What the exercise asks
Copy out all the lines where "JSON" shows up.

Rows from a dataset
========================================================================

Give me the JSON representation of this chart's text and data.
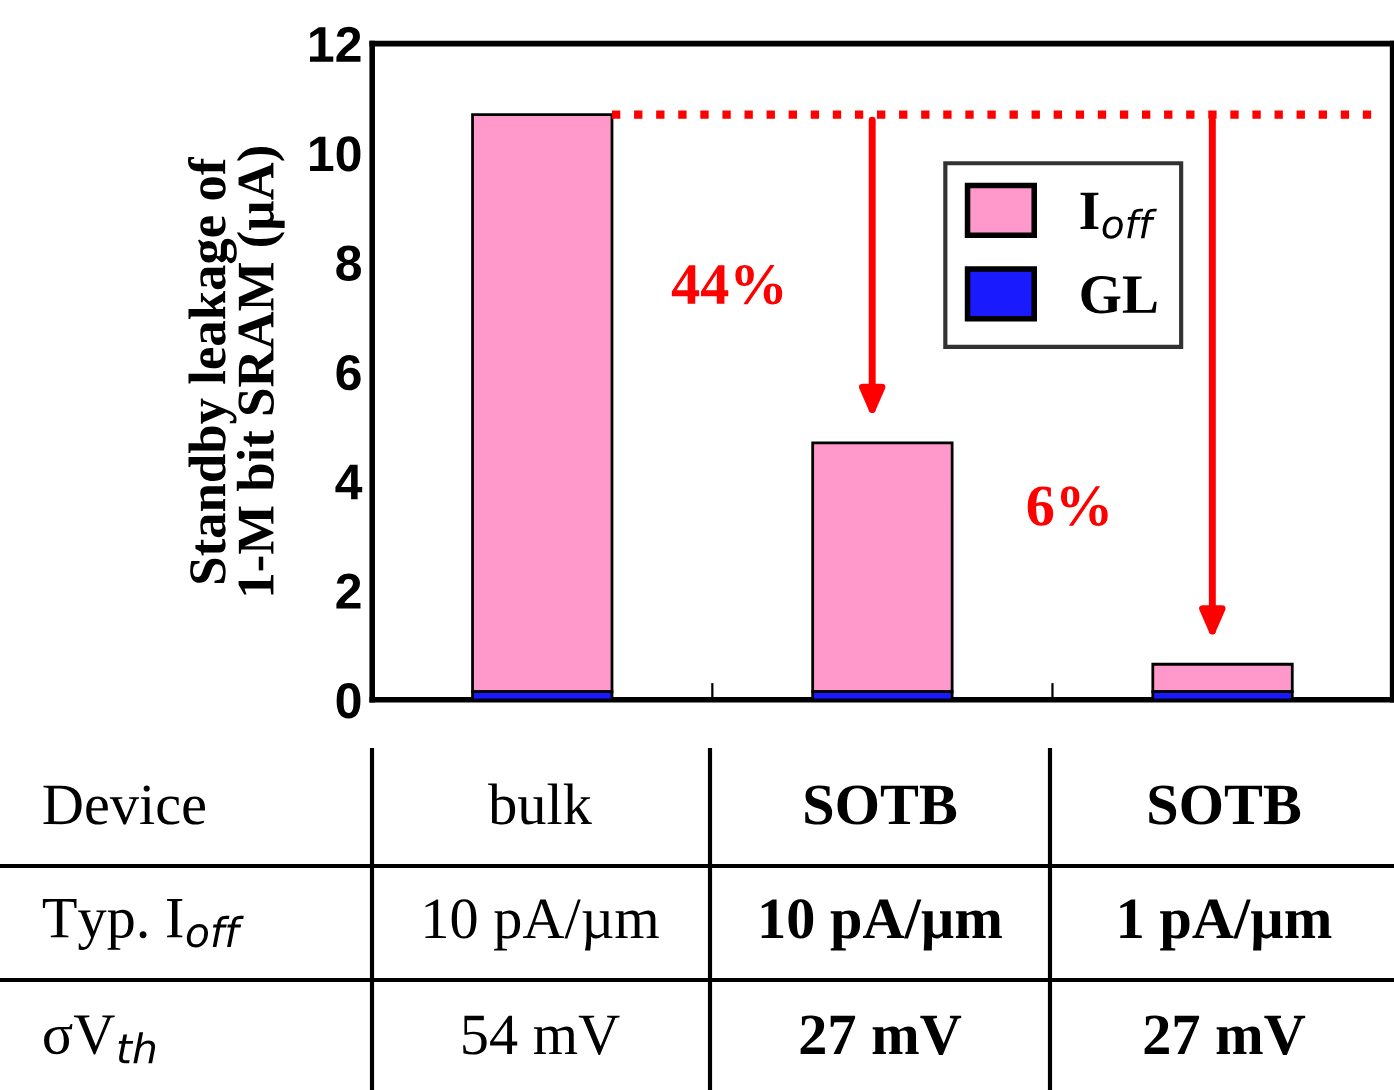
{
  "chart_data": {
    "type": "bar",
    "stacked": true,
    "ylabel": "Standby leakage of\n1-M bit SRAM (µA)",
    "categories": [
      "bulk",
      "SOTB",
      "SOTB"
    ],
    "series": [
      {
        "name": "GL",
        "color": "#1a1aff",
        "values": [
          0.15,
          0.15,
          0.15
        ]
      },
      {
        "name": "I$_{off}$",
        "color": "#ff99cc",
        "values": [
          10.55,
          4.55,
          0.5
        ]
      }
    ],
    "ylim": [
      0,
      12
    ],
    "yticks": [
      0,
      2,
      4,
      6,
      8,
      10,
      12
    ],
    "tick_labels": "y",
    "grid": false,
    "legend": "top right",
    "ref_lines": [
      {
        "axis": "y",
        "value": 10.7,
        "color": "#ff0000",
        "line_style": "dotted"
      }
    ],
    "annotations": [
      "44%",
      "6%",
      "Device",
      "Typ. I$_{off}$",
      "σV$_{th}$",
      "10 pA/µm",
      "54 mV",
      "10 pA/µm",
      "27 mV",
      "1 pA/µm",
      "27 mV"
    ]
  }
}
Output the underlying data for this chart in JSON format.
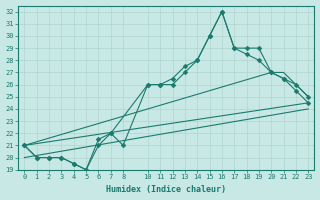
{
  "xlabel": "Humidex (Indice chaleur)",
  "bg_color": "#c8e8e5",
  "line_color": "#1a7a6e",
  "grid_color": "#b0d4d0",
  "xlim": [
    -0.5,
    23.5
  ],
  "ylim": [
    19,
    32.5
  ],
  "xticks": [
    0,
    1,
    2,
    3,
    4,
    5,
    6,
    7,
    8,
    10,
    11,
    12,
    13,
    14,
    15,
    16,
    17,
    18,
    19,
    20,
    21,
    22,
    23
  ],
  "yticks": [
    19,
    20,
    21,
    22,
    23,
    24,
    25,
    26,
    27,
    28,
    29,
    30,
    31,
    32
  ],
  "line1_x": [
    0,
    1,
    2,
    3,
    4,
    5,
    6,
    7,
    8,
    10,
    11,
    12,
    13,
    14,
    15,
    16,
    17,
    18,
    19,
    20,
    21,
    22,
    23
  ],
  "line1_y": [
    21,
    20,
    20,
    20,
    19.5,
    19,
    21.5,
    22,
    21,
    26,
    26,
    26.5,
    27.5,
    28,
    30,
    32,
    29,
    29,
    29,
    27,
    26.5,
    26,
    25
  ],
  "line2_x": [
    0,
    1,
    2,
    3,
    4,
    5,
    6,
    7,
    10,
    11,
    12,
    13,
    14,
    15,
    16,
    17,
    18,
    19,
    20,
    21,
    22,
    23
  ],
  "line2_y": [
    21,
    20,
    20,
    20,
    19.5,
    19,
    21,
    22,
    26,
    26,
    26,
    27,
    28,
    30,
    32,
    29,
    28.5,
    28,
    27,
    26.5,
    25.5,
    24.5
  ],
  "line3_x": [
    0,
    20,
    21,
    22,
    23
  ],
  "line3_y": [
    21,
    27,
    27,
    26,
    25
  ],
  "line4_x": [
    0,
    23
  ],
  "line4_y": [
    21,
    24.5
  ],
  "line5_x": [
    0,
    23
  ],
  "line5_y": [
    20,
    24
  ]
}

========================================================================

Result of the task
Give me the JSON representation of this chart's text and data.
Output the underlying data for this chart in JSON format.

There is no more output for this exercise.